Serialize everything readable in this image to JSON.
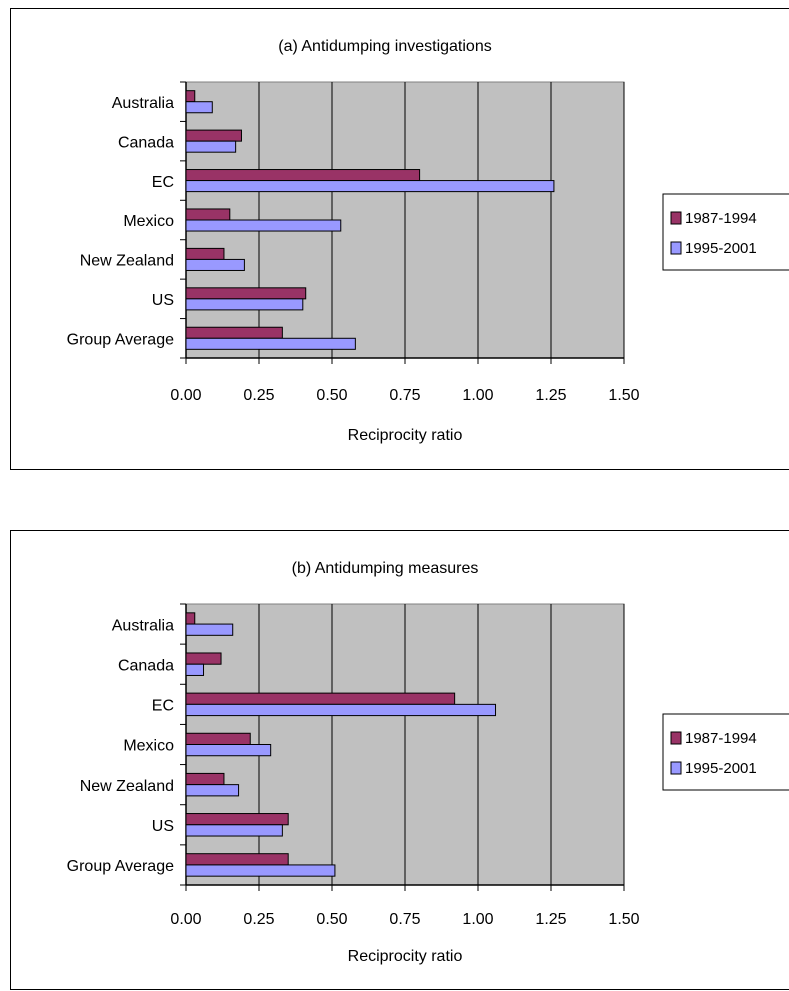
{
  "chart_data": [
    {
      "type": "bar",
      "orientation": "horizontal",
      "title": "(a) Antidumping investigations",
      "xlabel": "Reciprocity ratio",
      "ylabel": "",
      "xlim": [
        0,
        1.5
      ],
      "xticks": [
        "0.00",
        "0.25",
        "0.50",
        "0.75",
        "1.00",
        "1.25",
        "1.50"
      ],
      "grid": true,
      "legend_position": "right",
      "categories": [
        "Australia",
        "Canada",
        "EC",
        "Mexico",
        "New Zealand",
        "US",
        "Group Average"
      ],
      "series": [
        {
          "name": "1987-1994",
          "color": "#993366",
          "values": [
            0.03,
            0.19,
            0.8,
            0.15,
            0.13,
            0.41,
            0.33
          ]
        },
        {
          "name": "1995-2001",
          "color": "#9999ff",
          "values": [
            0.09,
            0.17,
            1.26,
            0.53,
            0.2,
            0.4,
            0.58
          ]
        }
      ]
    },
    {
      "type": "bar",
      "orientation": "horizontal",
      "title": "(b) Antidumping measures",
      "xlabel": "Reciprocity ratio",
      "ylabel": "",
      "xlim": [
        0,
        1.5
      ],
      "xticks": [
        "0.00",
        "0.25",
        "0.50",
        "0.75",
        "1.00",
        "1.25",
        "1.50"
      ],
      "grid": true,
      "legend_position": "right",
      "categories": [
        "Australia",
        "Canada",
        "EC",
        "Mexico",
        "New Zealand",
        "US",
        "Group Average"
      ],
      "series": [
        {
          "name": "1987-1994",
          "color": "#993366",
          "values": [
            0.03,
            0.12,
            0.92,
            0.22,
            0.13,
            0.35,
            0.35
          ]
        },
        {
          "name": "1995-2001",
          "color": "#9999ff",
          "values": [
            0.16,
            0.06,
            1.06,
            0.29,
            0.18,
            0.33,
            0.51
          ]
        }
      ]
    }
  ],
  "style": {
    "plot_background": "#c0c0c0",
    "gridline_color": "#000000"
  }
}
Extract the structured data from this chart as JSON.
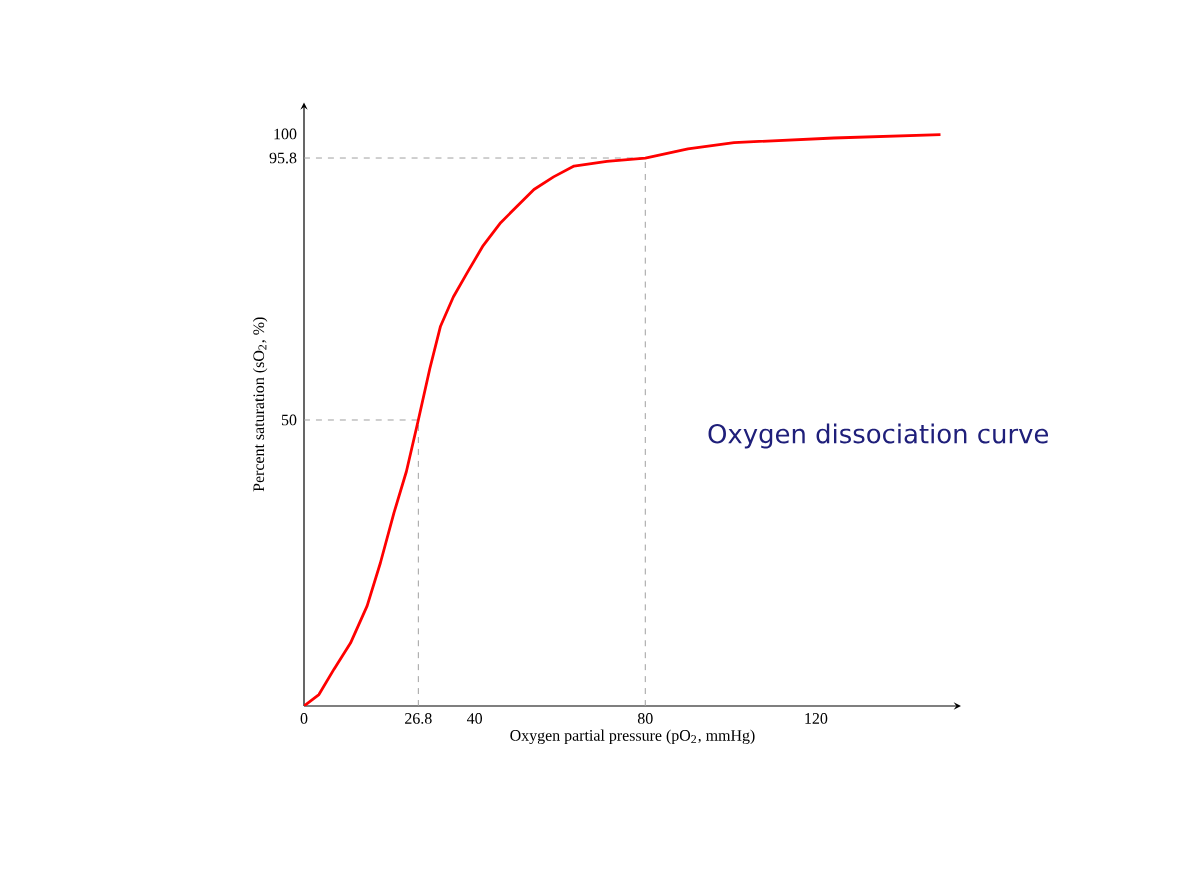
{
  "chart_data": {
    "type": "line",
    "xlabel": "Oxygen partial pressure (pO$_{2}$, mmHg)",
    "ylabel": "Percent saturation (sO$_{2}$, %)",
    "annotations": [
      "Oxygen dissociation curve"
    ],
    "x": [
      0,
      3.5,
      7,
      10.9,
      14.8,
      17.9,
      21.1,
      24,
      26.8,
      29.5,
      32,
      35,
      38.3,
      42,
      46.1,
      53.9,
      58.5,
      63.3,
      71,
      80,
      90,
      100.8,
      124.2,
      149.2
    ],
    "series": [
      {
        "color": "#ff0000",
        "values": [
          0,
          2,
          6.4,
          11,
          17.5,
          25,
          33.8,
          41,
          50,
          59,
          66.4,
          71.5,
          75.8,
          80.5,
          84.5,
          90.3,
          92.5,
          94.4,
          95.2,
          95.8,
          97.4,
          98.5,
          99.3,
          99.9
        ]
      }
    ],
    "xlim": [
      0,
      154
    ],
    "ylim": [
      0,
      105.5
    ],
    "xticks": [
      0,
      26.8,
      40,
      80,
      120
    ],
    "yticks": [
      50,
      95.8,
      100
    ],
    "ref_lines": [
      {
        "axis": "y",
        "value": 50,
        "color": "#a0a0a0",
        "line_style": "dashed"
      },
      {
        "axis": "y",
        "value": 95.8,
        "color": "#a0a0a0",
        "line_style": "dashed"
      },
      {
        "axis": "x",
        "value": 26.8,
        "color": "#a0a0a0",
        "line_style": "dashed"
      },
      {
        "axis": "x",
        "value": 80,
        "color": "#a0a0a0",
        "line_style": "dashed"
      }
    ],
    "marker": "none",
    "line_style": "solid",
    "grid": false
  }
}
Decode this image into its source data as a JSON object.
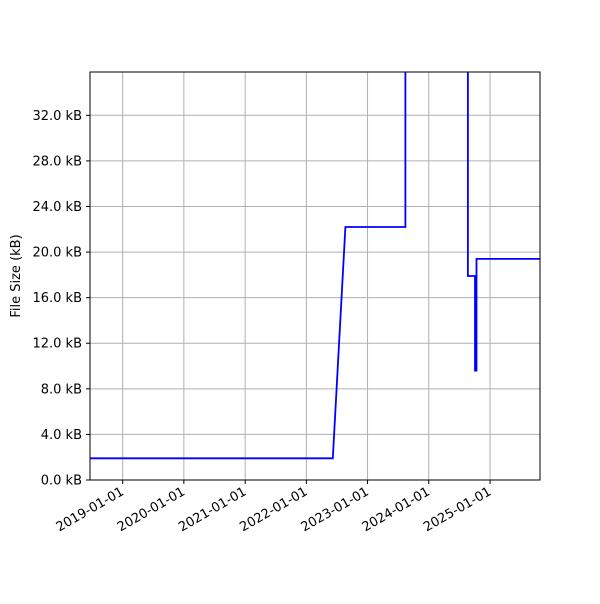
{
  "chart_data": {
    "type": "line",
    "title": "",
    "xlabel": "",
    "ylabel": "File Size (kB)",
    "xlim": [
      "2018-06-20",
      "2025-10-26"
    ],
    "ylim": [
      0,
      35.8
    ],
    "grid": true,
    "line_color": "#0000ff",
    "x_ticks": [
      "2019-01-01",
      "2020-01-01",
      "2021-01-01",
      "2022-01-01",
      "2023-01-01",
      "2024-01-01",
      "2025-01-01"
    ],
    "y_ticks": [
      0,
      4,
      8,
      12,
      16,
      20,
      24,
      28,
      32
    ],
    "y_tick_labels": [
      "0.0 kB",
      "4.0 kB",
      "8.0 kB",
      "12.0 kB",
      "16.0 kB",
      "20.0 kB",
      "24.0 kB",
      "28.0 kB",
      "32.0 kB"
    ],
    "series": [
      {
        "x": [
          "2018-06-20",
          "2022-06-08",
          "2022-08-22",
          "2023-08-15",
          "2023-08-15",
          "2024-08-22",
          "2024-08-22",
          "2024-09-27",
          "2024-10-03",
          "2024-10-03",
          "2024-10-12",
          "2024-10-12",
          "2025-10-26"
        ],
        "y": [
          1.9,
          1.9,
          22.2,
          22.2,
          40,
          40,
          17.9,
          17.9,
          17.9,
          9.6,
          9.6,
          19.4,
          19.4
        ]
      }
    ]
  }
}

========================================================================

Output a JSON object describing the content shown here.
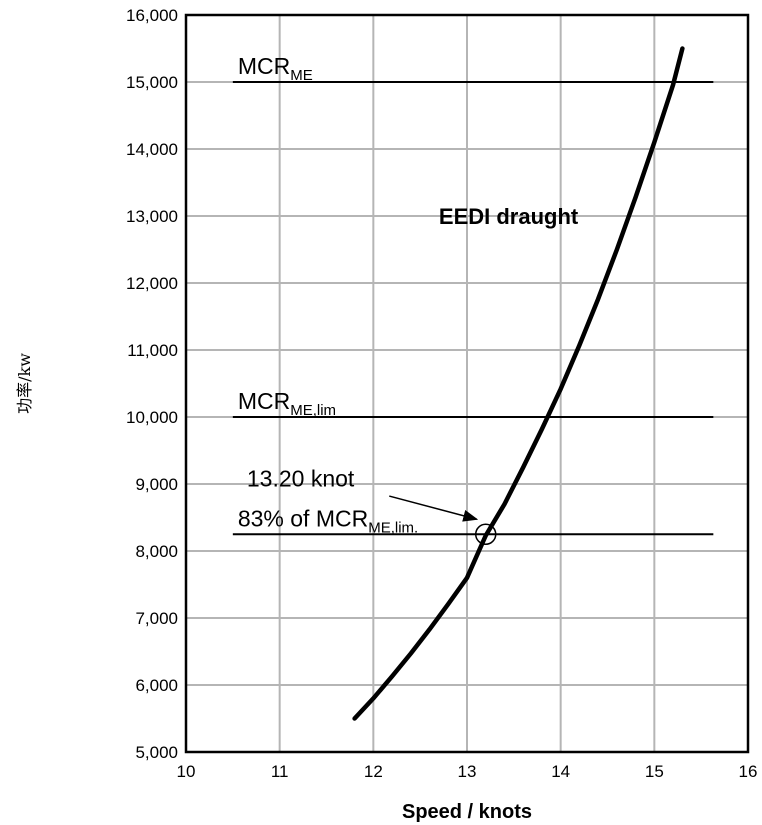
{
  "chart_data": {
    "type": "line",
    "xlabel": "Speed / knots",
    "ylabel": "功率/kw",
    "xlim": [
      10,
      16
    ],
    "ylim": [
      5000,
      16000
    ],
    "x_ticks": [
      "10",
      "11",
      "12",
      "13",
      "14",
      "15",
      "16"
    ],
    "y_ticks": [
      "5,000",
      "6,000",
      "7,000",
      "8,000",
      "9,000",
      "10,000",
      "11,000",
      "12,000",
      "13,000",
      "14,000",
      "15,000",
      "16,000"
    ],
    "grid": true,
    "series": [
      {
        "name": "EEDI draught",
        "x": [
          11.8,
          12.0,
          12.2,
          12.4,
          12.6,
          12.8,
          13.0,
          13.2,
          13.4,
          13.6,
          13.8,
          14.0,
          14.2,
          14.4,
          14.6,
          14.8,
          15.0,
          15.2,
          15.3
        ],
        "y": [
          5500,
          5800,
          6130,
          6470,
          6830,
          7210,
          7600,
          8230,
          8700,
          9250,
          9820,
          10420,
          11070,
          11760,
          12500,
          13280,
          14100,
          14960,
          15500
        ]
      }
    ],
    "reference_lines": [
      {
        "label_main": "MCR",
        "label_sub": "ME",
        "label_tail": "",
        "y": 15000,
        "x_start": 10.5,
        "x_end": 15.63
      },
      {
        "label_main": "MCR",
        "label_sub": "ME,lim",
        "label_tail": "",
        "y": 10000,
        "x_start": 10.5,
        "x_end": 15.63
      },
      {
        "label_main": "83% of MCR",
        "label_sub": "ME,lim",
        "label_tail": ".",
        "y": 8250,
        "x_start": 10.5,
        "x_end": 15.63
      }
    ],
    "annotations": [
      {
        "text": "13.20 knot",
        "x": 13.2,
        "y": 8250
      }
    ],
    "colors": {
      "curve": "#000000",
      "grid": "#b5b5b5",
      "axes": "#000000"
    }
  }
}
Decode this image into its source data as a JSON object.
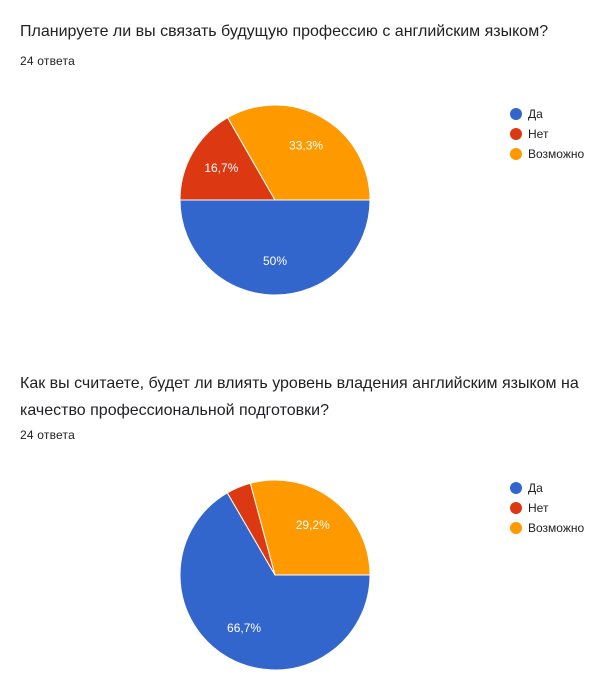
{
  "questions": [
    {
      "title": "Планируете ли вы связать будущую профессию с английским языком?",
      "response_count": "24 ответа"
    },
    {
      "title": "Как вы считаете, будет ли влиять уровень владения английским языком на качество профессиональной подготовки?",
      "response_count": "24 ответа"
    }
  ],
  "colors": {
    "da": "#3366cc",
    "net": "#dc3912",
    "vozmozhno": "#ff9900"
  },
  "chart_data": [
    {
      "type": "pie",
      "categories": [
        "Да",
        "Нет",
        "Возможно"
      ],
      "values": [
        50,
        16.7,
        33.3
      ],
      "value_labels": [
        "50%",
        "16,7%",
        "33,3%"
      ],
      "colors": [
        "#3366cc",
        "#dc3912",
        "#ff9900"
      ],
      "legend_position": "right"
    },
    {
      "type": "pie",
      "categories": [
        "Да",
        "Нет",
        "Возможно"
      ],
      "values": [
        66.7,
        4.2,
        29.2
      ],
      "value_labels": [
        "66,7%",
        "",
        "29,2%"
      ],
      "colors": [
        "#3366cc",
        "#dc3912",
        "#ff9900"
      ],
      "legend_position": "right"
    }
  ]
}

========================================================================

--- SET EXERCISE ---
Point out every line holding the string "xlabel" and copy it.

--- SOLUTION TO THE PROBLEM ---
      "xlabel": "Reciprocity ratio",
      "xlabel": "Reciprocity ratio",
    "xlabel": "Oxygen partial pressure (pO$_{2}$, mmHg)",
    "xlabel": "",
    "xlabel": "Speed / knots",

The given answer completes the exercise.